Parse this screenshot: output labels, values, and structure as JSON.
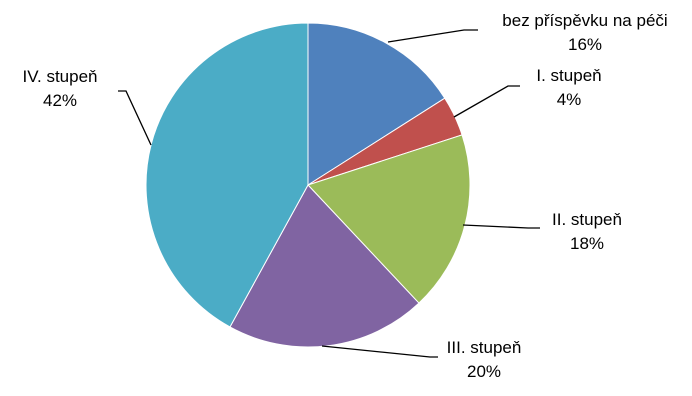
{
  "chart_data": {
    "type": "pie",
    "title": "",
    "slices": [
      {
        "label": "bez příspěvku na péči",
        "value": 16,
        "value_label": "16%",
        "color": "#4F81BD"
      },
      {
        "label": "I. stupeň",
        "value": 4,
        "value_label": "4%",
        "color": "#C0504D"
      },
      {
        "label": "II. stupeň",
        "value": 18,
        "value_label": "18%",
        "color": "#9BBB59"
      },
      {
        "label": "III. stupeň",
        "value": 20,
        "value_label": "20%",
        "color": "#8064A2"
      },
      {
        "label": "IV. stupeň",
        "value": 42,
        "value_label": "42%",
        "color": "#4BACC6"
      }
    ],
    "start_angle": "12 o'clock",
    "direction": "clockwise",
    "legend": "none",
    "data_labels": "outside with leader lines"
  }
}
· · ·
Return all the entries word for word, but omit any pictures they contain.

Solution to this exercise:
Parse this screenshot: output labels, values, and structure as JSON.
{
  "chart_data": {
    "type": "pie",
    "title": "",
    "slices": [
      {
        "label": "bez příspěvku na péči",
        "value": 16,
        "value_label": "16%",
        "color": "#4F81BD"
      },
      {
        "label": "I. stupeň",
        "value": 4,
        "value_label": "4%",
        "color": "#C0504D"
      },
      {
        "label": "II. stupeň",
        "value": 18,
        "value_label": "18%",
        "color": "#9BBB59"
      },
      {
        "label": "III. stupeň",
        "value": 20,
        "value_label": "20%",
        "color": "#8064A2"
      },
      {
        "label": "IV. stupeň",
        "value": 42,
        "value_label": "42%",
        "color": "#4BACC6"
      }
    ],
    "start_angle": "12 o'clock",
    "direction": "clockwise",
    "legend": "none",
    "data_labels": "outside with leader lines"
  }
}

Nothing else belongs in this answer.